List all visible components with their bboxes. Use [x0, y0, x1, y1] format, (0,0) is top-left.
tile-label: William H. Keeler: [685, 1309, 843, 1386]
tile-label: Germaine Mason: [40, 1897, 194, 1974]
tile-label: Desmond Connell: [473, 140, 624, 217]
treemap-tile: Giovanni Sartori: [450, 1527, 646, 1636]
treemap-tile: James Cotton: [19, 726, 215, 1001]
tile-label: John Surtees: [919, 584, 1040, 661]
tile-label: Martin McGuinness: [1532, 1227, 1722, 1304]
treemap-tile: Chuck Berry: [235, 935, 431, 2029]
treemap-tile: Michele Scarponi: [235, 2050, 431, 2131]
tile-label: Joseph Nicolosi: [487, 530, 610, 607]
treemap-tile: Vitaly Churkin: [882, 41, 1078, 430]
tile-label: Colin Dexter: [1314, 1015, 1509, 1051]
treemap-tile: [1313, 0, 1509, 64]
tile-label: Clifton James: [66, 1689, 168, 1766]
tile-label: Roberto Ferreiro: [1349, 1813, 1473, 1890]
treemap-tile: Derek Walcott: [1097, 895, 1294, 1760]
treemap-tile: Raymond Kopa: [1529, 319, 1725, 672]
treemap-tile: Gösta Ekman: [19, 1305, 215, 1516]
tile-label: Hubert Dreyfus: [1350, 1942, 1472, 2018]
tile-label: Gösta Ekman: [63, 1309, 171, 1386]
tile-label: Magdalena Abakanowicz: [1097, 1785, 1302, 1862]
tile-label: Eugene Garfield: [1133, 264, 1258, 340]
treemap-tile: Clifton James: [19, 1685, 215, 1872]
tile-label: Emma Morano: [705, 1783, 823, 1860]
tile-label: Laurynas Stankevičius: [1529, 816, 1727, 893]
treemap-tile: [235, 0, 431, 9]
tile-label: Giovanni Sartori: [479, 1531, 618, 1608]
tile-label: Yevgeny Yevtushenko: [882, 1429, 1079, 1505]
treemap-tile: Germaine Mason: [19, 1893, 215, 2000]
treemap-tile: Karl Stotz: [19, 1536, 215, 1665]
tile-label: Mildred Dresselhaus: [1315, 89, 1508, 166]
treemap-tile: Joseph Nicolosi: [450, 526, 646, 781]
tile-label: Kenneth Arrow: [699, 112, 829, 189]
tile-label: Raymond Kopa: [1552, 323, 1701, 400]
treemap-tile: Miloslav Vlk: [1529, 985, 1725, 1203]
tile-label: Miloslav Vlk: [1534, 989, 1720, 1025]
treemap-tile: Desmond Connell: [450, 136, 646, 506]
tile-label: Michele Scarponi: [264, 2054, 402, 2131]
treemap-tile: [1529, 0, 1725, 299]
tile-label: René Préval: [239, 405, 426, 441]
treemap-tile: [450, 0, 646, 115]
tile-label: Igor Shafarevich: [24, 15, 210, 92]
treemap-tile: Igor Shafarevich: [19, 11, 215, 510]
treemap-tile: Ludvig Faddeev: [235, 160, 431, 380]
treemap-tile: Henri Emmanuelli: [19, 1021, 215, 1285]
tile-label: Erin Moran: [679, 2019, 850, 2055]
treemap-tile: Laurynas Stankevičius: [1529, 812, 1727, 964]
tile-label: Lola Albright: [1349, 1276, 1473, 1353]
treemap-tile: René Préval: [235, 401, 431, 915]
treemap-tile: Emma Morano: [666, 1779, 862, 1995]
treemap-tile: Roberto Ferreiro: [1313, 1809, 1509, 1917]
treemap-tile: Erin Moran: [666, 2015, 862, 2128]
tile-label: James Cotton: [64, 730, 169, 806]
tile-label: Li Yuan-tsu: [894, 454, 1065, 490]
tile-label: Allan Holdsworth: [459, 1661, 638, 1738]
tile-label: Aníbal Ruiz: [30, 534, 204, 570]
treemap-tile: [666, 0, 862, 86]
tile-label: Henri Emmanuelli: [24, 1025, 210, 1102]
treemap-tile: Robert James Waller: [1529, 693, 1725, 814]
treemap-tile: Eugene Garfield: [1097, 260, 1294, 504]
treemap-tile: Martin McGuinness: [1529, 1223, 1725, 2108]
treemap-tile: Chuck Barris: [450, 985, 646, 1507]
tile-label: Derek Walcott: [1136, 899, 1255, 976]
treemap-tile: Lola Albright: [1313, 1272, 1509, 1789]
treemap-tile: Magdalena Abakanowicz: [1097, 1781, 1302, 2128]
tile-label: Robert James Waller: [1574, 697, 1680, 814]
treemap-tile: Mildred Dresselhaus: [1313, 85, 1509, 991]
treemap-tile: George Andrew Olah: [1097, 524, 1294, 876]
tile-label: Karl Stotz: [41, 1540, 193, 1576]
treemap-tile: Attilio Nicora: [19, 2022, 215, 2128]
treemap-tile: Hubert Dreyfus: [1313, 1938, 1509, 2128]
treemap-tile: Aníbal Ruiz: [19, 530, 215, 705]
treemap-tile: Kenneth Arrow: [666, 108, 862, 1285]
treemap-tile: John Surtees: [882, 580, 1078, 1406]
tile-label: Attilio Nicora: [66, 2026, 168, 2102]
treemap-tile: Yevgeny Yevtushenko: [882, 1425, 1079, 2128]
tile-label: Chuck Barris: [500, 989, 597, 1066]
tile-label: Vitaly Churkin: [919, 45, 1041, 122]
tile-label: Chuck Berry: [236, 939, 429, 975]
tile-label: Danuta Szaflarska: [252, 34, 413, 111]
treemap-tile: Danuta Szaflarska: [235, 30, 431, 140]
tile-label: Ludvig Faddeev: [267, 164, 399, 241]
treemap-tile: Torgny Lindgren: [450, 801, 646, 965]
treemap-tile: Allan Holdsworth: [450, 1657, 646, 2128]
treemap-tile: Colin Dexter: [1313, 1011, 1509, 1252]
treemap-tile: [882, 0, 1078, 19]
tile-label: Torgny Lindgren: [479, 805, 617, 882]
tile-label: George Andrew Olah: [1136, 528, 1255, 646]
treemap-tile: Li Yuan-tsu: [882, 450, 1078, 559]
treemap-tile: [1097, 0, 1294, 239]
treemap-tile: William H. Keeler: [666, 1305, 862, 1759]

The request —
Rewrite the listing above with "tile-label" swapped for "caption" wherever it occurs, leaving everything else unchanged.

Written solution —
List all visible components with their bboxes. Use [x0, y0, x1, y1] format, (0,0) is top-left.
caption: William H. Keeler: [685, 1309, 843, 1386]
caption: Germaine Mason: [40, 1897, 194, 1974]
caption: Desmond Connell: [473, 140, 624, 217]
treemap-tile: Giovanni Sartori: [450, 1527, 646, 1636]
treemap-tile: James Cotton: [19, 726, 215, 1001]
caption: John Surtees: [919, 584, 1040, 661]
caption: Martin McGuinness: [1532, 1227, 1722, 1304]
treemap-tile: Chuck Berry: [235, 935, 431, 2029]
treemap-tile: Michele Scarponi: [235, 2050, 431, 2131]
caption: Joseph Nicolosi: [487, 530, 610, 607]
treemap-tile: Vitaly Churkin: [882, 41, 1078, 430]
caption: Colin Dexter: [1314, 1015, 1509, 1051]
treemap-tile: [1313, 0, 1509, 64]
caption: Clifton James: [66, 1689, 168, 1766]
caption: Roberto Ferreiro: [1349, 1813, 1473, 1890]
treemap-tile: Derek Walcott: [1097, 895, 1294, 1760]
treemap-tile: Raymond Kopa: [1529, 319, 1725, 672]
treemap-tile: Gösta Ekman: [19, 1305, 215, 1516]
caption: Hubert Dreyfus: [1350, 1942, 1472, 2018]
caption: Gösta Ekman: [63, 1309, 171, 1386]
caption: Magdalena Abakanowicz: [1097, 1785, 1302, 1862]
caption: Eugene Garfield: [1133, 264, 1258, 340]
treemap-tile: Clifton James: [19, 1685, 215, 1872]
caption: Emma Morano: [705, 1783, 823, 1860]
caption: Laurynas Stankevičius: [1529, 816, 1727, 893]
treemap-tile: [235, 0, 431, 9]
caption: Giovanni Sartori: [479, 1531, 618, 1608]
caption: Yevgeny Yevtushenko: [882, 1429, 1079, 1505]
treemap-tile: Germaine Mason: [19, 1893, 215, 2000]
treemap-tile: Karl Stotz: [19, 1536, 215, 1665]
caption: Mildred Dresselhaus: [1315, 89, 1508, 166]
treemap-tile: Joseph Nicolosi: [450, 526, 646, 781]
caption: Kenneth Arrow: [699, 112, 829, 189]
caption: Raymond Kopa: [1552, 323, 1701, 400]
treemap-tile: Miloslav Vlk: [1529, 985, 1725, 1203]
caption: Miloslav Vlk: [1534, 989, 1720, 1025]
treemap-tile: Desmond Connell: [450, 136, 646, 506]
caption: Michele Scarponi: [264, 2054, 402, 2131]
treemap-tile: [1529, 0, 1725, 299]
caption: René Préval: [239, 405, 426, 441]
treemap-tile: [450, 0, 646, 115]
caption: Igor Shafarevich: [24, 15, 210, 92]
treemap-tile: Igor Shafarevich: [19, 11, 215, 510]
treemap-tile: Ludvig Faddeev: [235, 160, 431, 380]
treemap-tile: Henri Emmanuelli: [19, 1021, 215, 1285]
caption: Erin Moran: [679, 2019, 850, 2055]
treemap-tile: Laurynas Stankevičius: [1529, 812, 1727, 964]
caption: Lola Albright: [1349, 1276, 1473, 1353]
treemap-tile: René Préval: [235, 401, 431, 915]
treemap-tile: Emma Morano: [666, 1779, 862, 1995]
treemap-tile: Roberto Ferreiro: [1313, 1809, 1509, 1917]
treemap-tile: Erin Moran: [666, 2015, 862, 2128]
caption: James Cotton: [64, 730, 169, 806]
caption: Li Yuan-tsu: [894, 454, 1065, 490]
caption: Allan Holdsworth: [459, 1661, 638, 1738]
caption: Aníbal Ruiz: [30, 534, 204, 570]
treemap-tile: [666, 0, 862, 86]
caption: Henri Emmanuelli: [24, 1025, 210, 1102]
treemap-tile: Robert James Waller: [1529, 693, 1725, 814]
treemap-tile: Eugene Garfield: [1097, 260, 1294, 504]
treemap-tile: Martin McGuinness: [1529, 1223, 1725, 2108]
treemap-tile: Chuck Barris: [450, 985, 646, 1507]
caption: Derek Walcott: [1136, 899, 1255, 976]
treemap-tile: Lola Albright: [1313, 1272, 1509, 1789]
treemap-tile: Magdalena Abakanowicz: [1097, 1781, 1302, 2128]
caption: Robert James Waller: [1574, 697, 1680, 814]
treemap-tile: Mildred Dresselhaus: [1313, 85, 1509, 991]
treemap-tile: George Andrew Olah: [1097, 524, 1294, 876]
caption: Karl Stotz: [41, 1540, 193, 1576]
treemap-tile: Attilio Nicora: [19, 2022, 215, 2128]
treemap-tile: Hubert Dreyfus: [1313, 1938, 1509, 2128]
treemap-tile: Aníbal Ruiz: [19, 530, 215, 705]
treemap-tile: Kenneth Arrow: [666, 108, 862, 1285]
treemap-tile: John Surtees: [882, 580, 1078, 1406]
caption: Attilio Nicora: [66, 2026, 168, 2102]
treemap-tile: Yevgeny Yevtushenko: [882, 1425, 1079, 2128]
caption: Chuck Barris: [500, 989, 597, 1066]
caption: Vitaly Churkin: [919, 45, 1041, 122]
caption: Chuck Berry: [236, 939, 429, 975]
caption: Danuta Szaflarska: [252, 34, 413, 111]
treemap-tile: Danuta Szaflarska: [235, 30, 431, 140]
caption: Ludvig Faddeev: [267, 164, 399, 241]
treemap-tile: Torgny Lindgren: [450, 801, 646, 965]
treemap-tile: Allan Holdsworth: [450, 1657, 646, 2128]
treemap-tile: Colin Dexter: [1313, 1011, 1509, 1252]
treemap-tile: [882, 0, 1078, 19]
caption: Torgny Lindgren: [479, 805, 617, 882]
caption: George Andrew Olah: [1136, 528, 1255, 646]
treemap-tile: Li Yuan-tsu: [882, 450, 1078, 559]
treemap-tile: [1097, 0, 1294, 239]
treemap-tile: William H. Keeler: [666, 1305, 862, 1759]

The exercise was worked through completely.